> _EXERCISE DIRECTIONS_
Write out all the entries word for word and omit any pictures.

** BEGIN MATERIAL FOR THIS TASK **

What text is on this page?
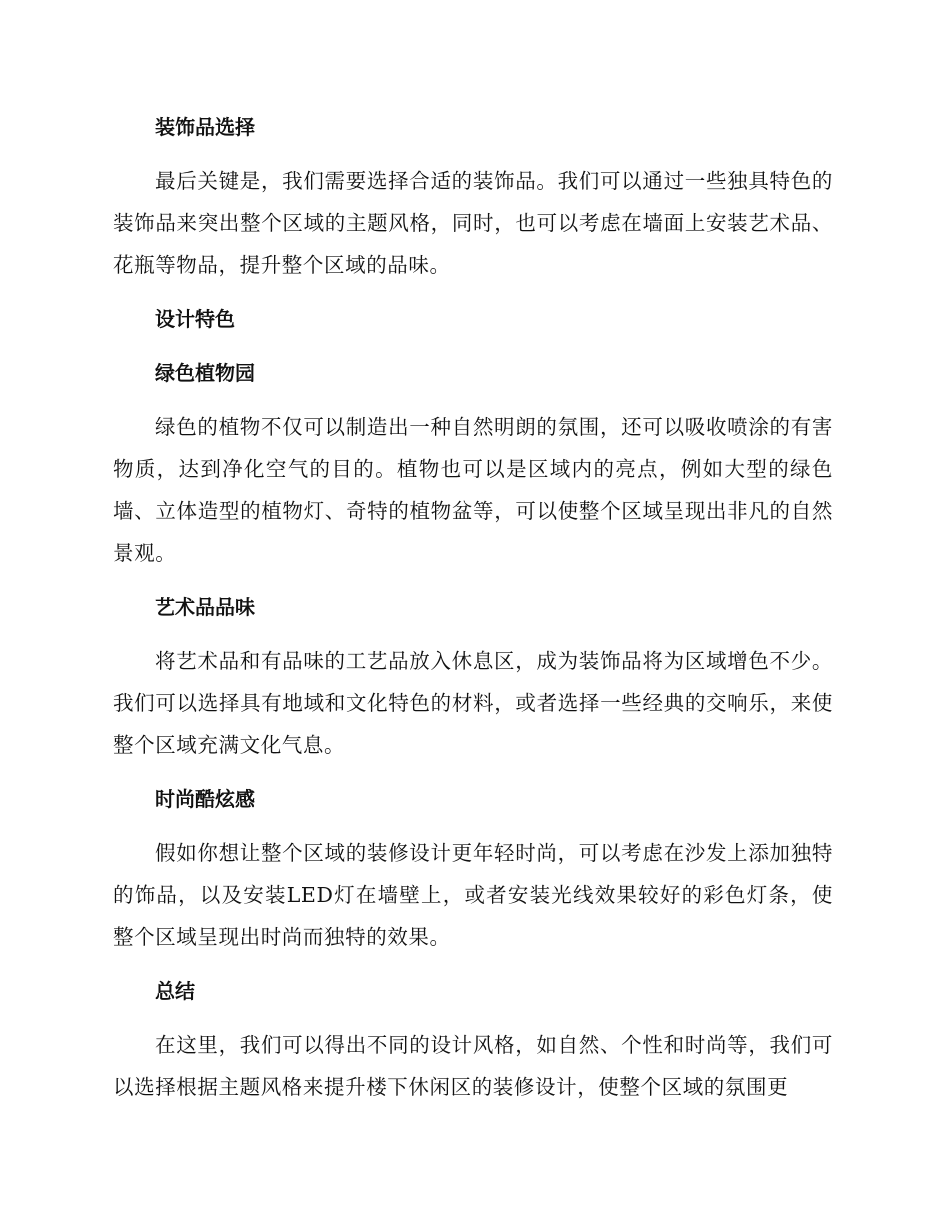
装饰品选择

最后关键是，我们需要选择合适的装饰品。我们可以通过一些独具特色的装饰品来突出整个区域的主题风格，同时，也可以考虑在墙面上安装艺术品、花瓶等物品，提升整个区域的品味。

设计特色
绿色植物园

绿色的植物不仅可以制造出一种自然明朗的氛围，还可以吸收喷涂的有害物质，达到净化空气的目的。植物也可以是区域内的亮点，例如大型的绿色墙、立体造型的植物灯、奇特的植物盆等，可以使整个区域呈现出非凡的自然景观。

艺术品品味

将艺术品和有品味的工艺品放入休息区，成为装饰品将为区域增色不少。我们可以选择具有地域和文化特色的材料，或者选择一些经典的交响乐，来使整个区域充满文化气息。

时尚酷炫感

假如你想让整个区域的装修设计更年轻时尚，可以考虑在沙发上添加独特的饰品，以及安装LED灯在墙壁上，或者安装光线效果较好的彩色灯条，使整个区域呈现出时尚而独特的效果。

总结

在这里，我们可以得出不同的设计风格，如自然、个性和时尚等，我们可以选择根据主题风格来提升楼下休闲区的装修设计，使整个区域的氛围更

** END MATERIAL FOR THIS TASK **

> _TASK OUTPUT_
What text is on this page?
装饰品选择

最后关键是，我们需要选择合适的装饰品。我们可以通过一些独具特色的装饰品来突出整个区域的主题风格，同时，也可以考虑在墙面上安装艺术品、花瓶等物品，提升整个区域的品味。

设计特色
绿色植物园

绿色的植物不仅可以制造出一种自然明朗的氛围，还可以吸收喷涂的有害物质，达到净化空气的目的。植物也可以是区域内的亮点，例如大型的绿色墙、立体造型的植物灯、奇特的植物盆等，可以使整个区域呈现出非凡的自然景观。

艺术品品味

将艺术品和有品味的工艺品放入休息区，成为装饰品将为区域增色不少。我们可以选择具有地域和文化特色的材料，或者选择一些经典的交响乐，来使整个区域充满文化气息。

时尚酷炫感

假如你想让整个区域的装修设计更年轻时尚，可以考虑在沙发上添加独特的饰品，以及安装LED灯在墙壁上，或者安装光线效果较好的彩色灯条，使整个区域呈现出时尚而独特的效果。

总结

在这里，我们可以得出不同的设计风格，如自然、个性和时尚等，我们可以选择根据主题风格来提升楼下休闲区的装修设计，使整个区域的氛围更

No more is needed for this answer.